## What the exercise asks
Collect each line of the entries that holds the string "Journalism".

——————————

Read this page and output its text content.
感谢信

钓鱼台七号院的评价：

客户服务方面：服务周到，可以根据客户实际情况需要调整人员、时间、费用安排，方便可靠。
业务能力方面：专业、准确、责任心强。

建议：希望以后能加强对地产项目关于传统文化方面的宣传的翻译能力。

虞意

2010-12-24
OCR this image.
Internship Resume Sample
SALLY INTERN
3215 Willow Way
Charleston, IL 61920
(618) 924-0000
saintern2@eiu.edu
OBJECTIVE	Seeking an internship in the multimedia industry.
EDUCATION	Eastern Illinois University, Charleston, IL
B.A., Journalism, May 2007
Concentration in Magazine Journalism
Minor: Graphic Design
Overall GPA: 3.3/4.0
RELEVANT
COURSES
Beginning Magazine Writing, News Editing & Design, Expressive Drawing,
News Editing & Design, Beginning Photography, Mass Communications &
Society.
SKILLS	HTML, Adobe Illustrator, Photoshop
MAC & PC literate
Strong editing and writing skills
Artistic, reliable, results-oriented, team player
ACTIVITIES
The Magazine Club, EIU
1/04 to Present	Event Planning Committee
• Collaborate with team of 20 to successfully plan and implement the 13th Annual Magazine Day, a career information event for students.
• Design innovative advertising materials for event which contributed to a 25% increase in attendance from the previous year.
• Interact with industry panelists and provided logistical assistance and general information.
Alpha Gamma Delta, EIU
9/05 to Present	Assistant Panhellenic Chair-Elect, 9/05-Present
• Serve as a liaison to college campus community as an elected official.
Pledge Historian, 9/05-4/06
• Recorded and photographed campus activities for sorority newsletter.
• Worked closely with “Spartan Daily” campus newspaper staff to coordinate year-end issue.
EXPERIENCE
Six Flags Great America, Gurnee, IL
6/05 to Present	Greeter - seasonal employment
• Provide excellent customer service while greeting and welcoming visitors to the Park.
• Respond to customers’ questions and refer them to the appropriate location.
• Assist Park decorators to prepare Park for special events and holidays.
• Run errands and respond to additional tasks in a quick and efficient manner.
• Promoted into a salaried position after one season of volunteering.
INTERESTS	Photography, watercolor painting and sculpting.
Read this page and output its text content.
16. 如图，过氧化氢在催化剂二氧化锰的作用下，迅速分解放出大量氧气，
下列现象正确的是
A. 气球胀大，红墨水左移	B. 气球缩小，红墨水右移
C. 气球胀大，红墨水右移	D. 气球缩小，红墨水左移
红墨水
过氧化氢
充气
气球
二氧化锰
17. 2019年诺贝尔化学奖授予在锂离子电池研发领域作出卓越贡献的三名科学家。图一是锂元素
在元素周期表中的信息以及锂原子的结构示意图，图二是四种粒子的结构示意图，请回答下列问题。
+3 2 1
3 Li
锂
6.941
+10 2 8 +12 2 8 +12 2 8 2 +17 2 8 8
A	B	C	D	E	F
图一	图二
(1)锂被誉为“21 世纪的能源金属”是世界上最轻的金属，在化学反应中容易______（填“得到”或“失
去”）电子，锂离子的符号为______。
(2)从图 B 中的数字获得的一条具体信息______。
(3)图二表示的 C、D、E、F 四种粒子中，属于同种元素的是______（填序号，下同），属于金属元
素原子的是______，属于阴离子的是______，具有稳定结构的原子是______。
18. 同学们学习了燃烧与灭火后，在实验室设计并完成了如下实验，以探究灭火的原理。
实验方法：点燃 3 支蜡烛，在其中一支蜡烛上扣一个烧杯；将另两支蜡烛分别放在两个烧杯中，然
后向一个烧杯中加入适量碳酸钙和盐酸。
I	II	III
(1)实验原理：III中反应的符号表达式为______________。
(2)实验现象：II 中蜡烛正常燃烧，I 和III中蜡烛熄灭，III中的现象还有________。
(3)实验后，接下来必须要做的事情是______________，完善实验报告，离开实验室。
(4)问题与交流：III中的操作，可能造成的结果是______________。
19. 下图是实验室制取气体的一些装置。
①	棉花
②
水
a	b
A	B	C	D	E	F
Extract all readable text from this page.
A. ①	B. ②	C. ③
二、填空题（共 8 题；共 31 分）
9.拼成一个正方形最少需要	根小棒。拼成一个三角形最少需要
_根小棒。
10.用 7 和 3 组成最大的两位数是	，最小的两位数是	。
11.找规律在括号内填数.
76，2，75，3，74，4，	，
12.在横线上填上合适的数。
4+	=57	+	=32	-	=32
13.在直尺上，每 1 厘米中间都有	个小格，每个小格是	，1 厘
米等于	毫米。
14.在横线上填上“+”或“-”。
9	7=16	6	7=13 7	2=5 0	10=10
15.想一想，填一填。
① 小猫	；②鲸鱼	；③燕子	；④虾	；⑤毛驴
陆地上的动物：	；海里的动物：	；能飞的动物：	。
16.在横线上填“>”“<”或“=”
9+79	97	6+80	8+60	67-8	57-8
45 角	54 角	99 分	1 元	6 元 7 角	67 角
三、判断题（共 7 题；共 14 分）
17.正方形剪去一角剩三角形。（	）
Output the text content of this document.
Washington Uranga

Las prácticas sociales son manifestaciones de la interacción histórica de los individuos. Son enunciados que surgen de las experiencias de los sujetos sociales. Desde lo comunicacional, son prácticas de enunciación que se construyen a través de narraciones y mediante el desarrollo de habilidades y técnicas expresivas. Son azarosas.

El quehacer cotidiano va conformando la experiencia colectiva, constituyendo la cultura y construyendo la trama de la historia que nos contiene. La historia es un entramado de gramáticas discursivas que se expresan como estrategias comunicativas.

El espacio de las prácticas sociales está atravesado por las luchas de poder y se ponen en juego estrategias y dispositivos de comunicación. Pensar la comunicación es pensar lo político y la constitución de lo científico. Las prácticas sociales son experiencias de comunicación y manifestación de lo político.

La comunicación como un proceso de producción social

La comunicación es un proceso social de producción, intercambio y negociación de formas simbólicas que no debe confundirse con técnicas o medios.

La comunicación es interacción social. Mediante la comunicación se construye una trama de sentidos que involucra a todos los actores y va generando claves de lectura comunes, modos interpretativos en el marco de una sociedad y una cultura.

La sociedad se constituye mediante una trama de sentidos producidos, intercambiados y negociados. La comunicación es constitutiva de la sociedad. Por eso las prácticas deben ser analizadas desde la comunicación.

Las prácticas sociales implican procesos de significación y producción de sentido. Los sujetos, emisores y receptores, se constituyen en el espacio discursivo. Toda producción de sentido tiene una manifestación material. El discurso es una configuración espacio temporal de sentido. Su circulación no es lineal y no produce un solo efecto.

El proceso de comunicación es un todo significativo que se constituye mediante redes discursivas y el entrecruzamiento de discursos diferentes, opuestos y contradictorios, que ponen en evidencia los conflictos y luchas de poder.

——————————

## Full solution
B.A., Journalism, May 2007
Concentration in Magazine Journalism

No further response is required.